- **Work to complete**: Copy out all the lines exactly. Omit pictures.

^^^^^^^^^^^^^^^^

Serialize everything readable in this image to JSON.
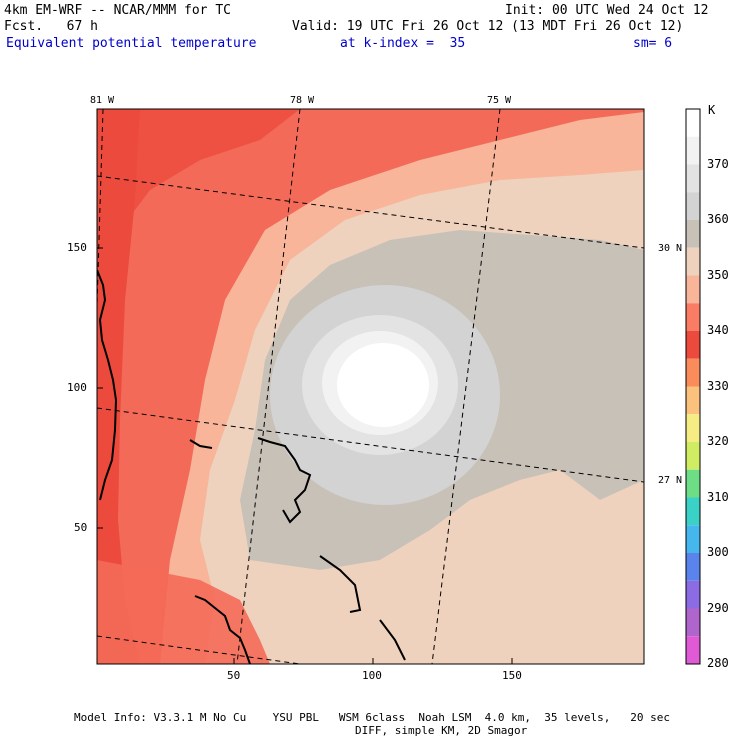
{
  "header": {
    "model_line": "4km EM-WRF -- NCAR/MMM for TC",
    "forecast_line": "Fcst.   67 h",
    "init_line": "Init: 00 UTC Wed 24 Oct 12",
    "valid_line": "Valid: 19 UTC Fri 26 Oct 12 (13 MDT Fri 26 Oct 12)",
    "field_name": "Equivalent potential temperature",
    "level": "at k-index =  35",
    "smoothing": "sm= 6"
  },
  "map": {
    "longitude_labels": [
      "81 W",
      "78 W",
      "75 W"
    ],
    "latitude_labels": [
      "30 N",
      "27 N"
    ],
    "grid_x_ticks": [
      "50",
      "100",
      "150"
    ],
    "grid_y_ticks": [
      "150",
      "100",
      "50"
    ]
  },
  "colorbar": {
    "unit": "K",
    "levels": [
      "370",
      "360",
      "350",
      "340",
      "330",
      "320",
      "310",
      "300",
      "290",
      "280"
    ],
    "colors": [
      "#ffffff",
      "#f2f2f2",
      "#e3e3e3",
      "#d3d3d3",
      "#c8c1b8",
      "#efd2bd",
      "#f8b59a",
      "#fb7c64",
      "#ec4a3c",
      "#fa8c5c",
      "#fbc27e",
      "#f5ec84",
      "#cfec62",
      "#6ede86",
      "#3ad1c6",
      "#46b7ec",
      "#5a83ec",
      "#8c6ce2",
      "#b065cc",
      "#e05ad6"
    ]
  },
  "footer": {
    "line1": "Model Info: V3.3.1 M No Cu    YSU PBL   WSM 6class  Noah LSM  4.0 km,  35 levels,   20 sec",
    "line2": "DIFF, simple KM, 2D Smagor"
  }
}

^^^^^^^^^^^^^^^^

- **The response**:
Serialize everything readable in this image to JSON.
{
  "header": {
    "model_line": "4km EM-WRF -- NCAR/MMM for TC",
    "forecast_line": "Fcst.   67 h",
    "init_line": "Init: 00 UTC Wed 24 Oct 12",
    "valid_line": "Valid: 19 UTC Fri 26 Oct 12 (13 MDT Fri 26 Oct 12)",
    "field_name": "Equivalent potential temperature",
    "level": "at k-index =  35",
    "smoothing": "sm= 6"
  },
  "map": {
    "longitude_labels": [
      "81 W",
      "78 W",
      "75 W"
    ],
    "latitude_labels": [
      "30 N",
      "27 N"
    ],
    "grid_x_ticks": [
      "50",
      "100",
      "150"
    ],
    "grid_y_ticks": [
      "150",
      "100",
      "50"
    ]
  },
  "colorbar": {
    "unit": "K",
    "levels": [
      "370",
      "360",
      "350",
      "340",
      "330",
      "320",
      "310",
      "300",
      "290",
      "280"
    ],
    "colors": [
      "#ffffff",
      "#f2f2f2",
      "#e3e3e3",
      "#d3d3d3",
      "#c8c1b8",
      "#efd2bd",
      "#f8b59a",
      "#fb7c64",
      "#ec4a3c",
      "#fa8c5c",
      "#fbc27e",
      "#f5ec84",
      "#cfec62",
      "#6ede86",
      "#3ad1c6",
      "#46b7ec",
      "#5a83ec",
      "#8c6ce2",
      "#b065cc",
      "#e05ad6"
    ]
  },
  "footer": {
    "line1": "Model Info: V3.3.1 M No Cu    YSU PBL   WSM 6class  Noah LSM  4.0 km,  35 levels,   20 sec",
    "line2": "DIFF, simple KM, 2D Smagor"
  }
}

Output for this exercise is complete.